◆ EXERCISE REQUIREMENTS ◆
Only lines holding the string "document" are wanted; copy each one from the material.

◆ TASK MATERIAL ◆
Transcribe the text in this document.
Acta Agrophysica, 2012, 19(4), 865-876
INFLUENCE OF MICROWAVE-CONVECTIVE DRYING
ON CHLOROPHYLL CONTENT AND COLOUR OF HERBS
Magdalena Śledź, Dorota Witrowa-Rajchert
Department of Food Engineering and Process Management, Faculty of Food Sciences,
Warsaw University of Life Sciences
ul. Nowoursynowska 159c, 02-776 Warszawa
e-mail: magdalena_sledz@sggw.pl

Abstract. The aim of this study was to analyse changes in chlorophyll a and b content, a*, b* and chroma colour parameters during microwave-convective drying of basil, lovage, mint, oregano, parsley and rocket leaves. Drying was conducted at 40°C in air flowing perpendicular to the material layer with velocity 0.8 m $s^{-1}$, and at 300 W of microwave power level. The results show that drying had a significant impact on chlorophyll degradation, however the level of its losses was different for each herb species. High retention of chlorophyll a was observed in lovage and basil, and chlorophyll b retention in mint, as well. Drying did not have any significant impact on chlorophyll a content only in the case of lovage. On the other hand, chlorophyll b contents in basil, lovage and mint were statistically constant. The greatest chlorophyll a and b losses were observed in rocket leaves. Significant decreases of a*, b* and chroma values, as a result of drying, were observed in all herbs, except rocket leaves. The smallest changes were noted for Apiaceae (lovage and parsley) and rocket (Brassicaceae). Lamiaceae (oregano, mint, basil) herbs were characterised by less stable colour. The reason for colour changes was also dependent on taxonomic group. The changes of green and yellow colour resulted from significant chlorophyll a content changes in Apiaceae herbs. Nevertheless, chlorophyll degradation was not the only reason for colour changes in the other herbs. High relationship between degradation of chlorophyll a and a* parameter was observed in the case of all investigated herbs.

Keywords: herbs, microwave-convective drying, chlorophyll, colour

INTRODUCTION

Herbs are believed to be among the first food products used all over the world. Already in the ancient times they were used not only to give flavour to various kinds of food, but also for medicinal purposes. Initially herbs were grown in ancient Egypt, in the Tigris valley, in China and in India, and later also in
...
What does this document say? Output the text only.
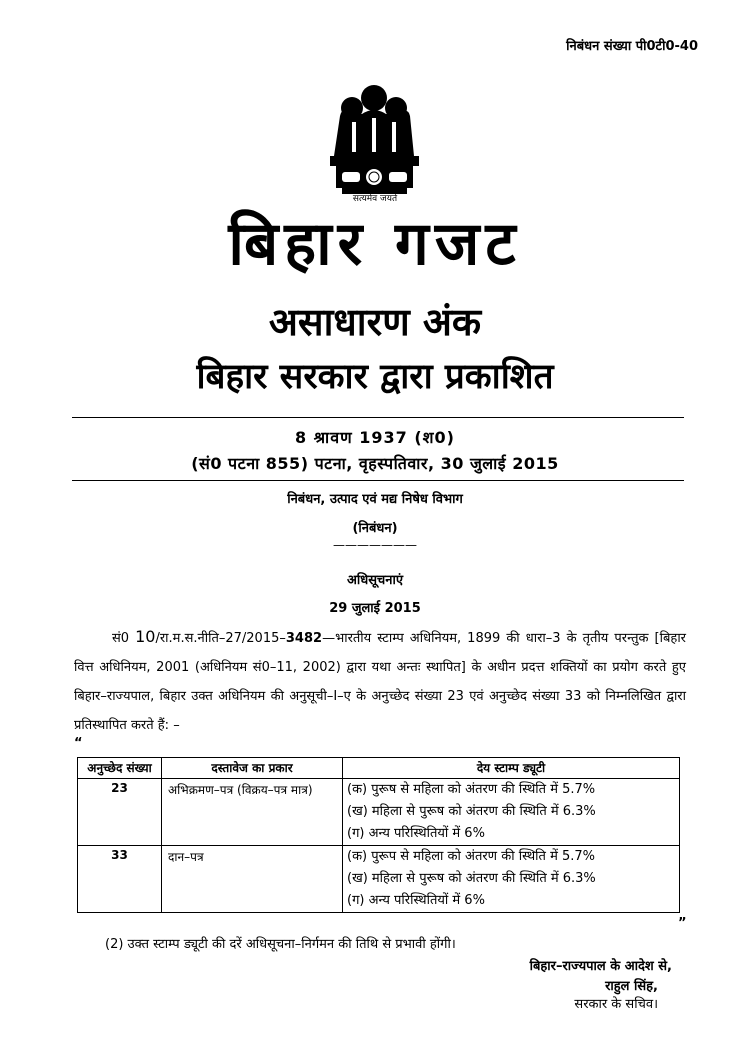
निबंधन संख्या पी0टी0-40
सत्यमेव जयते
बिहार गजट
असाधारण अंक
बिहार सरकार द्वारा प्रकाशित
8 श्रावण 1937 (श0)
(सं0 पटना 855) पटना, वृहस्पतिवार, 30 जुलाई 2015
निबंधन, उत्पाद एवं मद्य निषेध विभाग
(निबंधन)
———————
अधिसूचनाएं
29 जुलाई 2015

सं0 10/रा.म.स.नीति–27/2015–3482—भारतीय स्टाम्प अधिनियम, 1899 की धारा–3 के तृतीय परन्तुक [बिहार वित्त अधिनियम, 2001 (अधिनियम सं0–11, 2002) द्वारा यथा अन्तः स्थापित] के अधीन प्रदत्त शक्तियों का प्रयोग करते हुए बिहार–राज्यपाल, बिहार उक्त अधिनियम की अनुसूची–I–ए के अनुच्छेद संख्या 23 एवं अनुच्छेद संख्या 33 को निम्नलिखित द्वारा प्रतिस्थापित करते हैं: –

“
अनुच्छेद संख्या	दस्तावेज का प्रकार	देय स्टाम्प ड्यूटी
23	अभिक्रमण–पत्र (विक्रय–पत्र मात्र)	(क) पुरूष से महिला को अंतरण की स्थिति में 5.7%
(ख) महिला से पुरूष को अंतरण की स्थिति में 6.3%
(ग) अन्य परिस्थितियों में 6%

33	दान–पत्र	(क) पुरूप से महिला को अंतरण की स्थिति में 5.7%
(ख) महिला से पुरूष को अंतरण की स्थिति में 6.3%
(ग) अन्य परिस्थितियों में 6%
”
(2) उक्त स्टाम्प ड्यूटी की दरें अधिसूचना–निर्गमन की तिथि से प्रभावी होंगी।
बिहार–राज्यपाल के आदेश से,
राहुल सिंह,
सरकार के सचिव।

◆ SOLUTION FOR THIS EXERCISE ◆
Transcribe the text in this document.
What does this document say? Output the text only.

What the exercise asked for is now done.